**WHAT IS BEING ASKED**
Only the pictures stay out; every record is to be quoted exactly.
━━━━━━━━━━━━━━━━━━━━━━━━━━━━━━
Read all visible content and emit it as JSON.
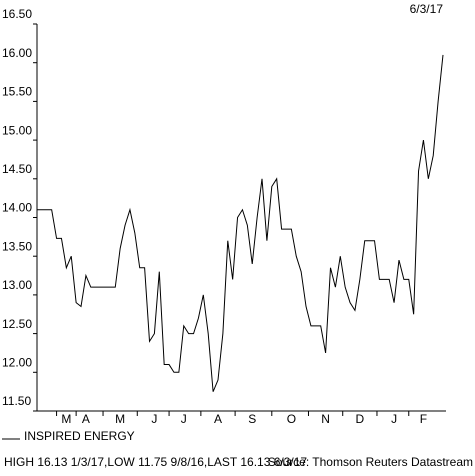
{
  "chart_data": {
    "type": "line",
    "date": "6/3/17",
    "categories": [
      null,
      null,
      null,
      null,
      null,
      null,
      "M",
      null,
      null,
      null,
      "A",
      null,
      null,
      null,
      null,
      null,
      null,
      "M",
      null,
      null,
      null,
      null,
      null,
      null,
      "J",
      null,
      null,
      null,
      null,
      null,
      "J",
      null,
      null,
      null,
      null,
      null,
      null,
      "A",
      null,
      null,
      null,
      null,
      null,
      null,
      "S",
      null,
      null,
      null,
      null,
      null,
      null,
      null,
      "O",
      null,
      null,
      null,
      null,
      null,
      null,
      "N",
      null,
      null,
      null,
      null,
      null,
      null,
      "D",
      null,
      null,
      null,
      null,
      null,
      null,
      "J",
      null,
      null,
      null,
      null,
      null,
      "F",
      null,
      null,
      null,
      null
    ],
    "series": [
      {
        "name": "INSPIRED ENERGY",
        "color": "#000000",
        "values": [
          14.1,
          14.1,
          14.1,
          14.1,
          13.73,
          13.73,
          13.35,
          13.5,
          12.9,
          12.85,
          13.25,
          13.1,
          13.1,
          13.1,
          13.1,
          13.1,
          13.1,
          13.6,
          13.9,
          14.1,
          13.8,
          13.35,
          13.35,
          12.4,
          12.5,
          13.3,
          12.1,
          12.1,
          12.0,
          12.0,
          12.6,
          12.5,
          12.5,
          12.7,
          13.0,
          12.5,
          11.75,
          11.9,
          12.5,
          13.7,
          13.2,
          14.0,
          14.1,
          13.9,
          13.4,
          14.0,
          14.5,
          13.7,
          14.4,
          14.5,
          13.85,
          13.85,
          13.85,
          13.5,
          13.3,
          12.85,
          12.6,
          12.6,
          12.6,
          12.25,
          13.35,
          13.1,
          13.5,
          13.1,
          12.9,
          12.8,
          13.2,
          13.7,
          13.7,
          13.7,
          13.2,
          13.2,
          13.2,
          12.9,
          13.45,
          13.2,
          13.2,
          12.75,
          14.6,
          15.0,
          14.5,
          14.8,
          15.5,
          16.1
        ]
      }
    ],
    "ylim": [
      11.5,
      16.5
    ],
    "yticks": [
      {
        "value": 11.5,
        "label": "11.50"
      },
      {
        "value": 12,
        "label": "12.00"
      },
      {
        "value": 12.5,
        "label": "12.50"
      },
      {
        "value": 13,
        "label": "13.00"
      },
      {
        "value": 13.5,
        "label": "13.50"
      },
      {
        "value": 14,
        "label": "14.00"
      },
      {
        "value": 14.5,
        "label": "14.50"
      },
      {
        "value": 15,
        "label": "15.00"
      },
      {
        "value": 15.5,
        "label": "15.50"
      },
      {
        "value": 16,
        "label": "16.00"
      },
      {
        "value": 16.5,
        "label": "16.50"
      }
    ],
    "footer": "HIGH 16.13 1/3/17,LOW 11.75 9/8/16,LAST 16.13 6/3/17",
    "source": "Source: Thomson Reuters Datastream"
  }
}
━━━━━━━━━━━━━━━━━━━━━━━━━━━━━━
**TASK ANSWER**
Read all visible content and emit it as JSON.
{
  "chart_data": {
    "type": "line",
    "date": "6/3/17",
    "categories": [
      null,
      null,
      null,
      null,
      null,
      null,
      "M",
      null,
      null,
      null,
      "A",
      null,
      null,
      null,
      null,
      null,
      null,
      "M",
      null,
      null,
      null,
      null,
      null,
      null,
      "J",
      null,
      null,
      null,
      null,
      null,
      "J",
      null,
      null,
      null,
      null,
      null,
      null,
      "A",
      null,
      null,
      null,
      null,
      null,
      null,
      "S",
      null,
      null,
      null,
      null,
      null,
      null,
      null,
      "O",
      null,
      null,
      null,
      null,
      null,
      null,
      "N",
      null,
      null,
      null,
      null,
      null,
      null,
      "D",
      null,
      null,
      null,
      null,
      null,
      null,
      "J",
      null,
      null,
      null,
      null,
      null,
      "F",
      null,
      null,
      null,
      null
    ],
    "series": [
      {
        "name": "INSPIRED ENERGY",
        "color": "#000000",
        "values": [
          14.1,
          14.1,
          14.1,
          14.1,
          13.73,
          13.73,
          13.35,
          13.5,
          12.9,
          12.85,
          13.25,
          13.1,
          13.1,
          13.1,
          13.1,
          13.1,
          13.1,
          13.6,
          13.9,
          14.1,
          13.8,
          13.35,
          13.35,
          12.4,
          12.5,
          13.3,
          12.1,
          12.1,
          12.0,
          12.0,
          12.6,
          12.5,
          12.5,
          12.7,
          13.0,
          12.5,
          11.75,
          11.9,
          12.5,
          13.7,
          13.2,
          14.0,
          14.1,
          13.9,
          13.4,
          14.0,
          14.5,
          13.7,
          14.4,
          14.5,
          13.85,
          13.85,
          13.85,
          13.5,
          13.3,
          12.85,
          12.6,
          12.6,
          12.6,
          12.25,
          13.35,
          13.1,
          13.5,
          13.1,
          12.9,
          12.8,
          13.2,
          13.7,
          13.7,
          13.7,
          13.2,
          13.2,
          13.2,
          12.9,
          13.45,
          13.2,
          13.2,
          12.75,
          14.6,
          15.0,
          14.5,
          14.8,
          15.5,
          16.1
        ]
      }
    ],
    "ylim": [
      11.5,
      16.5
    ],
    "yticks": [
      {
        "value": 11.5,
        "label": "11.50"
      },
      {
        "value": 12,
        "label": "12.00"
      },
      {
        "value": 12.5,
        "label": "12.50"
      },
      {
        "value": 13,
        "label": "13.00"
      },
      {
        "value": 13.5,
        "label": "13.50"
      },
      {
        "value": 14,
        "label": "14.00"
      },
      {
        "value": 14.5,
        "label": "14.50"
      },
      {
        "value": 15,
        "label": "15.00"
      },
      {
        "value": 15.5,
        "label": "15.50"
      },
      {
        "value": 16,
        "label": "16.00"
      },
      {
        "value": 16.5,
        "label": "16.50"
      }
    ],
    "footer": "HIGH 16.13 1/3/17,LOW 11.75 9/8/16,LAST 16.13 6/3/17",
    "source": "Source: Thomson Reuters Datastream"
  }
}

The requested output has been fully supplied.